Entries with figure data
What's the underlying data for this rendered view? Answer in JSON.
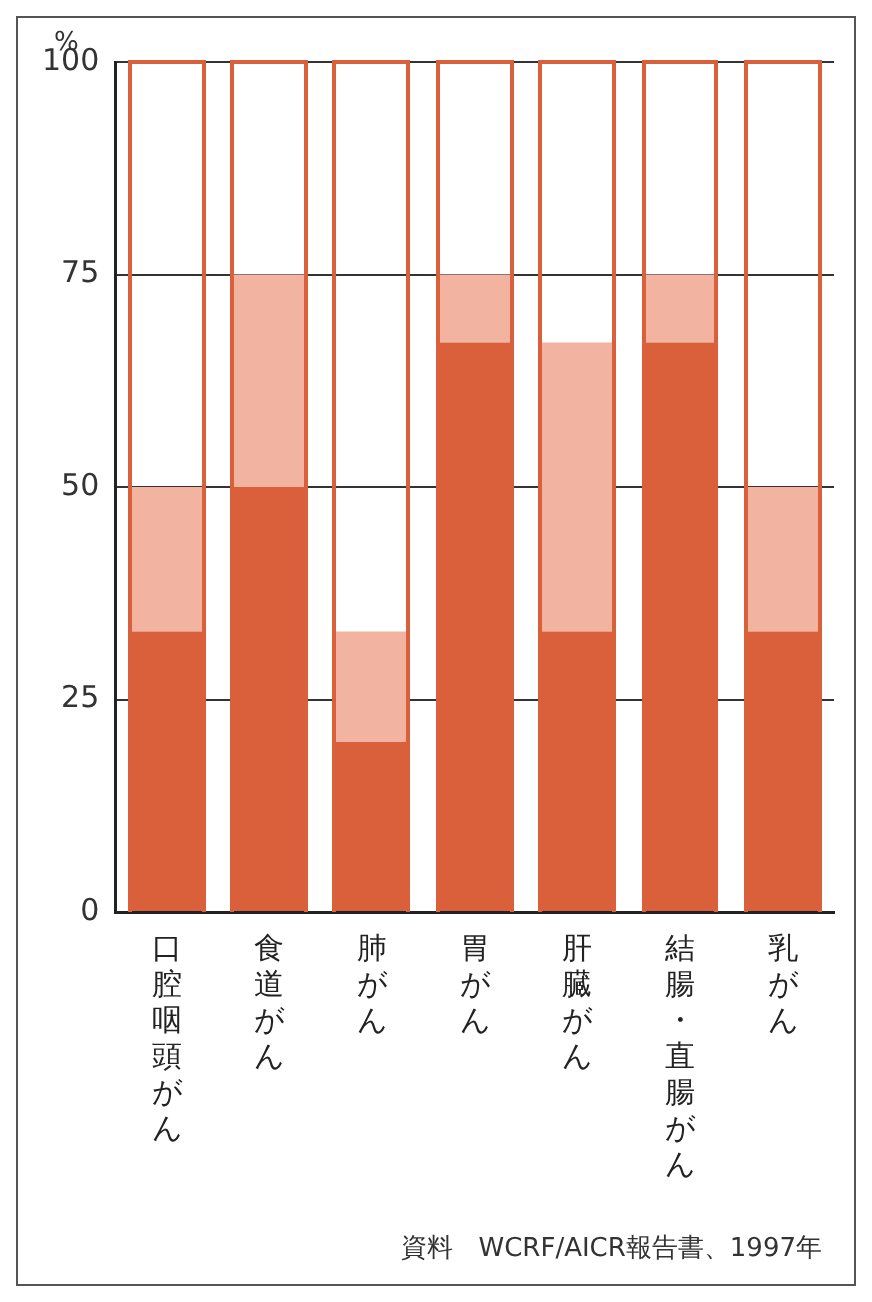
{
  "chart_data": {
    "type": "bar",
    "stacked": true,
    "ylabel": "%",
    "categories": [
      "口腔咽頭がん",
      "食道がん",
      "肺がん",
      "胃がん",
      "肝臓がん",
      "結腸・直腸がん",
      "乳がん"
    ],
    "series": [
      {
        "color": "#d9603a",
        "values": [
          33,
          50,
          20,
          67,
          33,
          67,
          33
        ]
      },
      {
        "color": "#f2b3a0",
        "values": [
          17,
          25,
          13,
          8,
          34,
          8,
          17
        ]
      }
    ],
    "ylim": [
      0,
      100
    ],
    "yticks": [
      0,
      25,
      50,
      75,
      100
    ],
    "grid": "y",
    "legend": false,
    "annotations": [
      "資料　WCRF/AICR報告書、1997年"
    ]
  }
}
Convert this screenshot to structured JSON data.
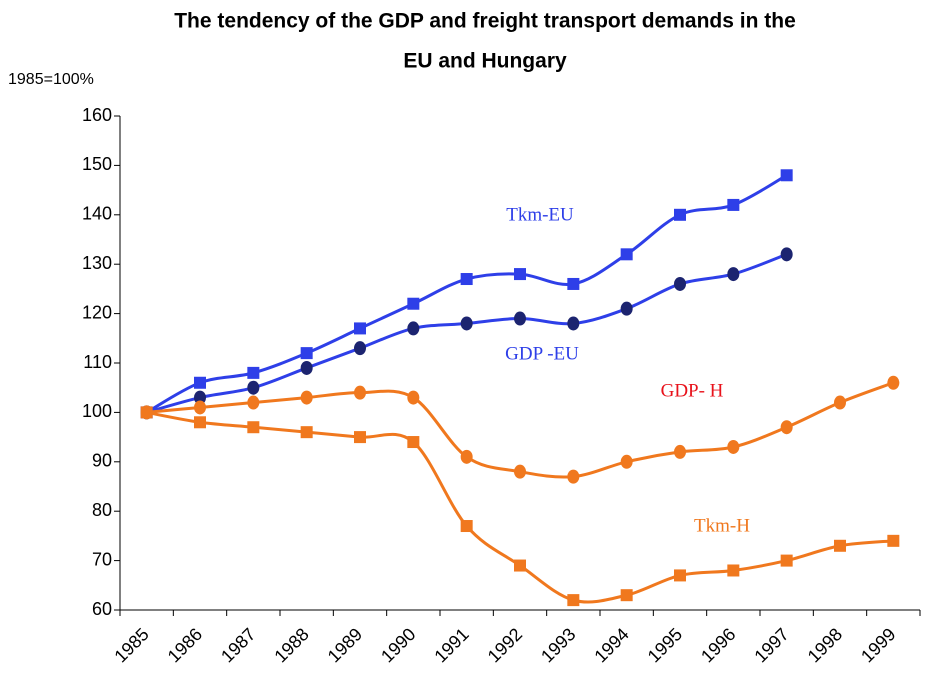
{
  "chart_data": {
    "type": "line",
    "title": [
      "The tendency of the GDP and freight transport demands in the",
      "EU and Hungary"
    ],
    "y_label": "1985=100%",
    "categories": [
      "1985",
      "1986",
      "1987",
      "1988",
      "1989",
      "1990",
      "1991",
      "1992",
      "1993",
      "1994",
      "1995",
      "1996",
      "1997",
      "1998",
      "1999"
    ],
    "ylim": [
      60,
      160
    ],
    "yticks": [
      60,
      70,
      80,
      90,
      100,
      110,
      120,
      130,
      140,
      150,
      160
    ],
    "grid": false,
    "series": [
      {
        "name": "Tkm-EU",
        "color": "#2e3fe8",
        "marker": "square",
        "marker_color": "#2e3fe8",
        "label_color": "#2e3fe8",
        "values": [
          100,
          106,
          108,
          112,
          117,
          122,
          127,
          128,
          126,
          132,
          140,
          142,
          148,
          null,
          null
        ]
      },
      {
        "name": "GDP -EU",
        "color": "#2e3fe8",
        "marker": "circle",
        "marker_color": "#1c2470",
        "label_color": "#2e3fe8",
        "values": [
          100,
          103,
          105,
          109,
          113,
          117,
          118,
          119,
          118,
          121,
          126,
          128,
          132,
          null,
          null
        ]
      },
      {
        "name": "GDP- H",
        "color": "#f0781e",
        "marker": "circle",
        "marker_color": "#f0781e",
        "label_color": "#e8121b",
        "values": [
          100,
          101,
          102,
          103,
          104,
          103,
          91,
          88,
          87,
          90,
          92,
          93,
          97,
          102,
          106
        ]
      },
      {
        "name": "Tkm-H",
        "color": "#f0781e",
        "marker": "square",
        "marker_color": "#f0781e",
        "label_color": "#f0781e",
        "values": [
          100,
          98,
          97,
          96,
          95,
          94,
          77,
          69,
          62,
          63,
          67,
          68,
          70,
          73,
          74
        ]
      }
    ]
  }
}
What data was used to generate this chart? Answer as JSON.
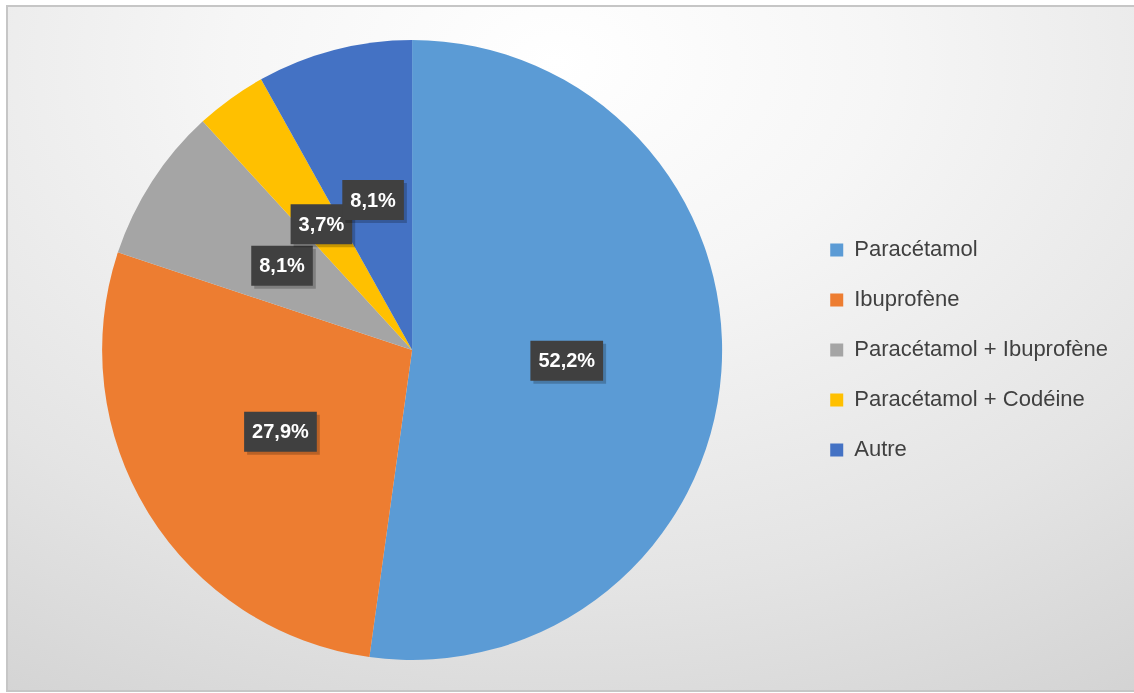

SET EXERCISE
Your answer should be one number: the count of lines in the data above that include the word "this".

EXERCISE RESULT
3